• _RECORDED INFORMATION_
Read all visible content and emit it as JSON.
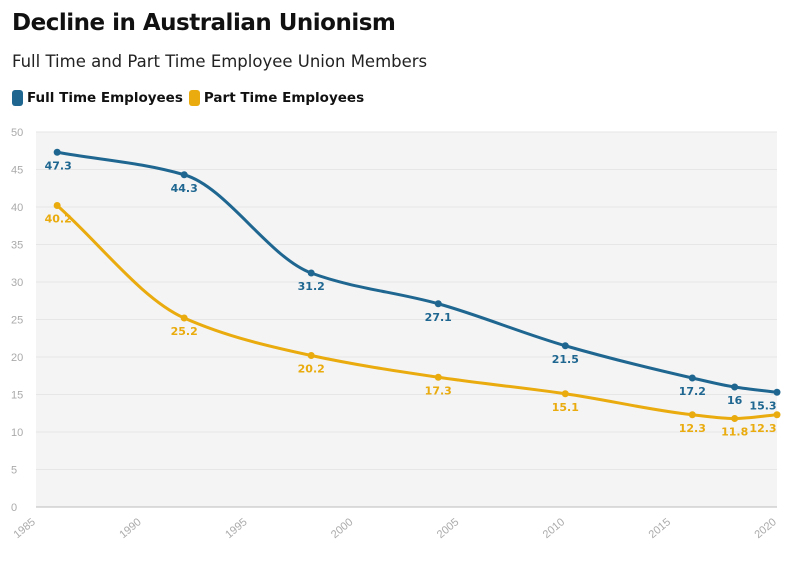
{
  "title": "Decline in Australian Unionism",
  "subtitle": "Full Time and Part Time Employee Union Members",
  "colors": {
    "full_time": "#1f6791",
    "part_time": "#e9ab0e",
    "plot_bg": "#f4f4f4",
    "grid": "#e6e6e6"
  },
  "chart_data": {
    "type": "line",
    "title": "Decline in Australian Unionism",
    "subtitle": "Full Time and Part Time Employee Union Members",
    "xlabel": "",
    "ylabel": "",
    "xlim": [
      1985,
      2020
    ],
    "ylim": [
      0,
      50
    ],
    "x_ticks": [
      "1985",
      "1990",
      "1995",
      "2000",
      "2005",
      "2010",
      "2015",
      "2020"
    ],
    "y_ticks": [
      "0",
      "5",
      "10",
      "15",
      "20",
      "25",
      "30",
      "35",
      "40",
      "45",
      "50"
    ],
    "grid": true,
    "legend_position": "top-left",
    "series": [
      {
        "name": "Full Time Employees",
        "color": "#1f6791",
        "x": [
          1986,
          1992,
          1998,
          2004,
          2010,
          2016,
          2018,
          2020
        ],
        "values": [
          47.3,
          44.3,
          31.2,
          27.1,
          21.5,
          17.2,
          16,
          15.3
        ],
        "labels": [
          "47.3",
          "44.3",
          "31.2",
          "27.1",
          "21.5",
          "17.2",
          "16",
          "15.3"
        ]
      },
      {
        "name": "Part Time Employees",
        "color": "#e9ab0e",
        "x": [
          1986,
          1992,
          1998,
          2004,
          2010,
          2016,
          2018,
          2020
        ],
        "values": [
          40.2,
          25.2,
          20.2,
          17.3,
          15.1,
          12.3,
          11.8,
          12.3
        ],
        "labels": [
          "40.2",
          "25.2",
          "20.2",
          "17.3",
          "15.1",
          "12.3",
          "11.8",
          "12.3"
        ]
      }
    ]
  }
}
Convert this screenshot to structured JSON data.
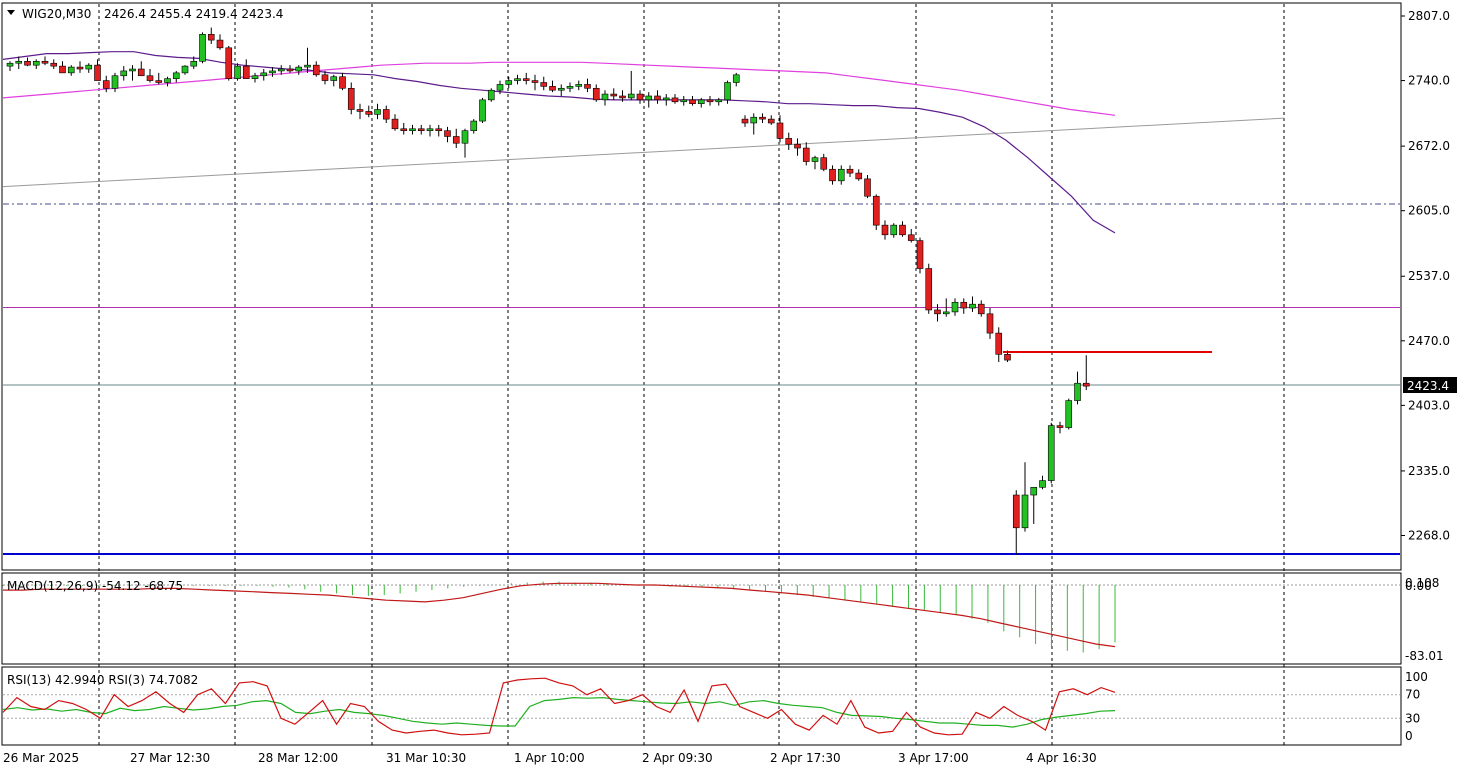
{
  "header": {
    "symbol_tf": "WIG20,M30",
    "ohlc": "2426.4 2455.4 2419.4 2423.4"
  },
  "price_axis": {
    "labels": [
      "2807.0",
      "2740.0",
      "2672.0",
      "2605.0",
      "2537.0",
      "2470.0",
      "2403.0",
      "2335.0",
      "2268.0"
    ],
    "current_price_label": "2423.4"
  },
  "time_axis": {
    "labels": [
      "26 Mar 2025",
      "27 Mar 12:30",
      "28 Mar 12:00",
      "31 Mar 10:30",
      "1 Apr 10:00",
      "2 Apr 09:30",
      "2 Apr 17:30",
      "3 Apr 17:00",
      "4 Apr 16:30"
    ]
  },
  "macd_panel": {
    "title": "MACD(12,26,9) -54.12 -68.75",
    "labels": [
      "0.108",
      "0.00",
      "-83.01"
    ]
  },
  "rsi_panel": {
    "title": "RSI(13) 42.9940  RSI(3) 74.7082",
    "labels": [
      "100",
      "70",
      "30",
      "0"
    ]
  },
  "colors": {
    "bull": "#22c022",
    "bear": "#e02020",
    "ma_fast": "#5c1c8c",
    "ma_slow": "#e040e0",
    "trend": "#9a9a9a",
    "hline_magenta": "#b030b0",
    "hline_red": "#e00000",
    "hline_blue": "#0000d0",
    "macd_hist": "#3cb83c",
    "macd_signal": "#c01818",
    "rsi13": "#22b022",
    "rsi3": "#d01010"
  },
  "chart_data": {
    "type": "candlestick",
    "symbol": "WIG20",
    "timeframe": "M30",
    "ylim": [
      2230,
      2820
    ],
    "y_ticks": [
      2807.0,
      2740.0,
      2672.0,
      2605.0,
      2537.0,
      2470.0,
      2403.0,
      2335.0,
      2268.0
    ],
    "x_ticks": [
      "26 Mar 2025",
      "27 Mar 12:30",
      "28 Mar 12:00",
      "31 Mar 10:30",
      "1 Apr 10:00",
      "2 Apr 09:30",
      "2 Apr 17:30",
      "3 Apr 17:00",
      "4 Apr 16:30"
    ],
    "last_price": 2423.4,
    "horizontal_levels": [
      2614,
      2506,
      2460,
      2426.4,
      2248
    ],
    "candles": [
      [
        2755,
        2760,
        2750,
        2758
      ],
      [
        2758,
        2765,
        2752,
        2760
      ],
      [
        2760,
        2764,
        2755,
        2756
      ],
      [
        2756,
        2762,
        2752,
        2760
      ],
      [
        2760,
        2765,
        2756,
        2758
      ],
      [
        2758,
        2762,
        2752,
        2755
      ],
      [
        2755,
        2760,
        2748,
        2748
      ],
      [
        2748,
        2756,
        2745,
        2754
      ],
      [
        2754,
        2760,
        2748,
        2752
      ],
      [
        2752,
        2758,
        2748,
        2756
      ],
      [
        2756,
        2762,
        2745,
        2740
      ],
      [
        2740,
        2745,
        2728,
        2732
      ],
      [
        2732,
        2748,
        2728,
        2745
      ],
      [
        2745,
        2755,
        2740,
        2750
      ],
      [
        2750,
        2756,
        2740,
        2752
      ],
      [
        2752,
        2760,
        2745,
        2745
      ],
      [
        2745,
        2752,
        2738,
        2740
      ],
      [
        2740,
        2748,
        2736,
        2738
      ],
      [
        2738,
        2744,
        2734,
        2742
      ],
      [
        2742,
        2750,
        2738,
        2748
      ],
      [
        2748,
        2756,
        2746,
        2755
      ],
      [
        2755,
        2765,
        2752,
        2760
      ],
      [
        2760,
        2790,
        2758,
        2788
      ],
      [
        2788,
        2795,
        2778,
        2782
      ],
      [
        2782,
        2788,
        2772,
        2774
      ],
      [
        2774,
        2776,
        2740,
        2742
      ],
      [
        2742,
        2758,
        2740,
        2755
      ],
      [
        2755,
        2762,
        2742,
        2742
      ],
      [
        2742,
        2748,
        2738,
        2745
      ],
      [
        2745,
        2752,
        2740,
        2748
      ],
      [
        2748,
        2754,
        2744,
        2750
      ],
      [
        2750,
        2756,
        2746,
        2752
      ],
      [
        2752,
        2756,
        2748,
        2750
      ],
      [
        2750,
        2756,
        2746,
        2754
      ],
      [
        2754,
        2774,
        2748,
        2756
      ],
      [
        2756,
        2760,
        2744,
        2746
      ],
      [
        2746,
        2750,
        2736,
        2740
      ],
      [
        2740,
        2746,
        2734,
        2744
      ],
      [
        2744,
        2748,
        2730,
        2732
      ],
      [
        2732,
        2738,
        2705,
        2710
      ],
      [
        2710,
        2716,
        2700,
        2708
      ],
      [
        2708,
        2714,
        2702,
        2705
      ],
      [
        2705,
        2716,
        2700,
        2710
      ],
      [
        2710,
        2714,
        2696,
        2700
      ],
      [
        2700,
        2705,
        2688,
        2690
      ],
      [
        2690,
        2696,
        2684,
        2688
      ],
      [
        2688,
        2694,
        2684,
        2690
      ],
      [
        2690,
        2694,
        2684,
        2688
      ],
      [
        2688,
        2694,
        2682,
        2690
      ],
      [
        2690,
        2694,
        2682,
        2688
      ],
      [
        2688,
        2692,
        2676,
        2682
      ],
      [
        2682,
        2690,
        2670,
        2675
      ],
      [
        2675,
        2690,
        2660,
        2688
      ],
      [
        2688,
        2700,
        2685,
        2698
      ],
      [
        2698,
        2722,
        2696,
        2720
      ],
      [
        2720,
        2732,
        2718,
        2730
      ],
      [
        2730,
        2740,
        2726,
        2736
      ],
      [
        2736,
        2744,
        2732,
        2740
      ],
      [
        2740,
        2746,
        2736,
        2742
      ],
      [
        2742,
        2748,
        2736,
        2740
      ],
      [
        2740,
        2746,
        2730,
        2738
      ],
      [
        2738,
        2744,
        2730,
        2734
      ],
      [
        2734,
        2740,
        2728,
        2730
      ],
      [
        2730,
        2736,
        2724,
        2732
      ],
      [
        2732,
        2738,
        2728,
        2734
      ],
      [
        2734,
        2740,
        2730,
        2736
      ],
      [
        2736,
        2742,
        2728,
        2732
      ],
      [
        2732,
        2736,
        2718,
        2720
      ],
      [
        2720,
        2730,
        2714,
        2726
      ],
      [
        2726,
        2732,
        2720,
        2724
      ],
      [
        2724,
        2730,
        2718,
        2722
      ],
      [
        2722,
        2750,
        2720,
        2726
      ],
      [
        2726,
        2730,
        2716,
        2720
      ],
      [
        2720,
        2728,
        2712,
        2724
      ],
      [
        2724,
        2730,
        2716,
        2720
      ],
      [
        2720,
        2726,
        2714,
        2722
      ],
      [
        2722,
        2726,
        2716,
        2718
      ],
      [
        2718,
        2724,
        2714,
        2720
      ],
      [
        2720,
        2724,
        2714,
        2716
      ],
      [
        2716,
        2722,
        2712,
        2720
      ],
      [
        2720,
        2724,
        2714,
        2718
      ],
      [
        2718,
        2722,
        2714,
        2720
      ],
      [
        2720,
        2740,
        2716,
        2738
      ],
      [
        2738,
        2748,
        2734,
        2746
      ],
      [
        2700,
        2704,
        2692,
        2696
      ],
      [
        2696,
        2706,
        2684,
        2702
      ],
      [
        2702,
        2706,
        2696,
        2700
      ],
      [
        2700,
        2704,
        2694,
        2696
      ],
      [
        2696,
        2704,
        2676,
        2680
      ],
      [
        2680,
        2686,
        2668,
        2674
      ],
      [
        2674,
        2680,
        2662,
        2670
      ],
      [
        2670,
        2676,
        2652,
        2656
      ],
      [
        2656,
        2662,
        2648,
        2660
      ],
      [
        2660,
        2664,
        2646,
        2648
      ],
      [
        2648,
        2652,
        2632,
        2636
      ],
      [
        2636,
        2652,
        2632,
        2648
      ],
      [
        2648,
        2652,
        2640,
        2644
      ],
      [
        2644,
        2648,
        2636,
        2638
      ],
      [
        2638,
        2642,
        2618,
        2620
      ],
      [
        2620,
        2622,
        2585,
        2590
      ],
      [
        2590,
        2595,
        2575,
        2580
      ],
      [
        2580,
        2592,
        2577,
        2590
      ],
      [
        2590,
        2594,
        2578,
        2580
      ],
      [
        2580,
        2586,
        2572,
        2574
      ],
      [
        2574,
        2577,
        2540,
        2545
      ],
      [
        2545,
        2550,
        2498,
        2502
      ],
      [
        2502,
        2508,
        2490,
        2498
      ],
      [
        2498,
        2514,
        2495,
        2500
      ],
      [
        2500,
        2514,
        2496,
        2510
      ],
      [
        2510,
        2514,
        2498,
        2504
      ],
      [
        2504,
        2516,
        2500,
        2508
      ],
      [
        2508,
        2512,
        2495,
        2498
      ],
      [
        2498,
        2504,
        2472,
        2478
      ],
      [
        2478,
        2484,
        2448,
        2456
      ],
      [
        2456,
        2460,
        2448,
        2450
      ],
      [
        2310,
        2315,
        2248,
        2276
      ],
      [
        2276,
        2344,
        2272,
        2310
      ],
      [
        2310,
        2316,
        2280,
        2318
      ],
      [
        2318,
        2330,
        2316,
        2325
      ],
      [
        2325,
        2385,
        2322,
        2382
      ],
      [
        2382,
        2386,
        2374,
        2380
      ],
      [
        2380,
        2410,
        2378,
        2408
      ],
      [
        2408,
        2438,
        2404,
        2426
      ],
      [
        2426,
        2455,
        2419,
        2423
      ]
    ],
    "series": [
      {
        "name": "MA fast",
        "values": [
          2762,
          2765,
          2768,
          2768,
          2769,
          2770,
          2770,
          2766,
          2764,
          2763,
          2759,
          2756,
          2754,
          2752,
          2751,
          2748,
          2747,
          2746,
          2742,
          2739,
          2735,
          2732,
          2730,
          2728,
          2726,
          2724,
          2723,
          2721,
          2720,
          2720,
          2720,
          2720,
          2720,
          2720,
          2719,
          2718,
          2716,
          2716,
          2715,
          2714,
          2714,
          2712,
          2711,
          2707,
          2702,
          2692,
          2678,
          2660,
          2640,
          2620,
          2595,
          2582
        ]
      },
      {
        "name": "MA slow",
        "values": [
          2722,
          2724,
          2726,
          2728,
          2730,
          2732,
          2734,
          2736,
          2738,
          2740,
          2742,
          2744,
          2746,
          2748,
          2750,
          2752,
          2754,
          2756,
          2757,
          2758,
          2758,
          2758,
          2759,
          2759,
          2759,
          2759,
          2759,
          2758,
          2757,
          2756,
          2755,
          2754,
          2753,
          2752,
          2751,
          2750,
          2749,
          2748,
          2745,
          2742,
          2739,
          2736,
          2733,
          2730,
          2726,
          2722,
          2718,
          2714,
          2710,
          2707,
          2704
        ]
      },
      {
        "name": "Trendline",
        "values": [
          2630,
          2701
        ]
      },
      {
        "name": "MACD histogram",
        "values": [
          -1,
          -1,
          -1,
          -1,
          -1,
          -1,
          -1,
          -1,
          -1,
          -1,
          -1,
          -1,
          -1,
          -1,
          -1,
          -1,
          -1,
          -2,
          -3,
          -5,
          -8,
          -10,
          -12,
          -13,
          -12,
          -10,
          -8,
          -6,
          -4,
          -2,
          -1,
          0,
          2,
          3,
          4,
          4,
          3,
          3,
          2,
          1,
          -1,
          -1,
          -2,
          -2,
          -3,
          -4,
          -5,
          -6,
          -8,
          -10,
          -12,
          -14,
          -16,
          -18,
          -20,
          -22,
          -25,
          -28,
          -30,
          -33,
          -35,
          -40,
          -45,
          -55,
          -62,
          -70,
          -75,
          -78,
          -80,
          -76,
          -68
        ]
      },
      {
        "name": "MACD signal",
        "values": [
          -6,
          -6,
          -5,
          -5,
          -5,
          -5,
          -5,
          -5,
          -4,
          -4,
          -5,
          -6,
          -7,
          -8,
          -9,
          -10,
          -11,
          -12,
          -14,
          -16,
          -18,
          -19,
          -20,
          -18,
          -15,
          -10,
          -5,
          -1,
          1,
          2,
          2,
          2,
          1,
          0,
          0,
          -1,
          -2,
          -3,
          -4,
          -6,
          -8,
          -10,
          -12,
          -15,
          -18,
          -21,
          -24,
          -27,
          -30,
          -33,
          -36,
          -40,
          -45,
          -50,
          -55,
          -60,
          -65,
          -70,
          -73
        ]
      },
      {
        "name": "RSI(13)",
        "values": [
          45,
          48,
          44,
          46,
          42,
          45,
          40,
          38,
          47,
          43,
          45,
          50,
          47,
          44,
          46,
          50,
          52,
          58,
          60,
          55,
          40,
          38,
          42,
          45,
          40,
          38,
          35,
          30,
          25,
          22,
          20,
          22,
          20,
          18,
          17,
          17,
          50,
          60,
          62,
          65,
          64,
          65,
          62,
          60,
          58,
          56,
          55,
          58,
          55,
          58,
          52,
          58,
          60,
          55,
          52,
          50,
          48,
          40,
          35,
          34,
          33,
          30,
          28,
          25,
          22,
          22,
          20,
          18,
          18,
          15,
          20,
          28,
          32,
          35,
          38,
          42,
          43
        ]
      },
      {
        "name": "RSI(3)",
        "values": [
          40,
          65,
          50,
          45,
          60,
          55,
          45,
          30,
          70,
          50,
          60,
          75,
          55,
          40,
          70,
          80,
          55,
          90,
          92,
          85,
          30,
          20,
          40,
          60,
          20,
          55,
          50,
          25,
          10,
          5,
          8,
          10,
          5,
          2,
          3,
          5,
          90,
          95,
          97,
          98,
          90,
          85,
          70,
          80,
          55,
          60,
          70,
          50,
          40,
          78,
          25,
          85,
          88,
          50,
          40,
          30,
          45,
          20,
          10,
          35,
          20,
          60,
          15,
          5,
          8,
          40,
          15,
          5,
          2,
          3,
          40,
          30,
          50,
          35,
          25,
          10,
          75,
          80,
          70,
          82,
          74
        ]
      }
    ]
  }
}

• _WORK REQUIRED_
Across the preceding material, how many lines contain the word "JSON"? State the number alone.

• _FINAL RESULT_
2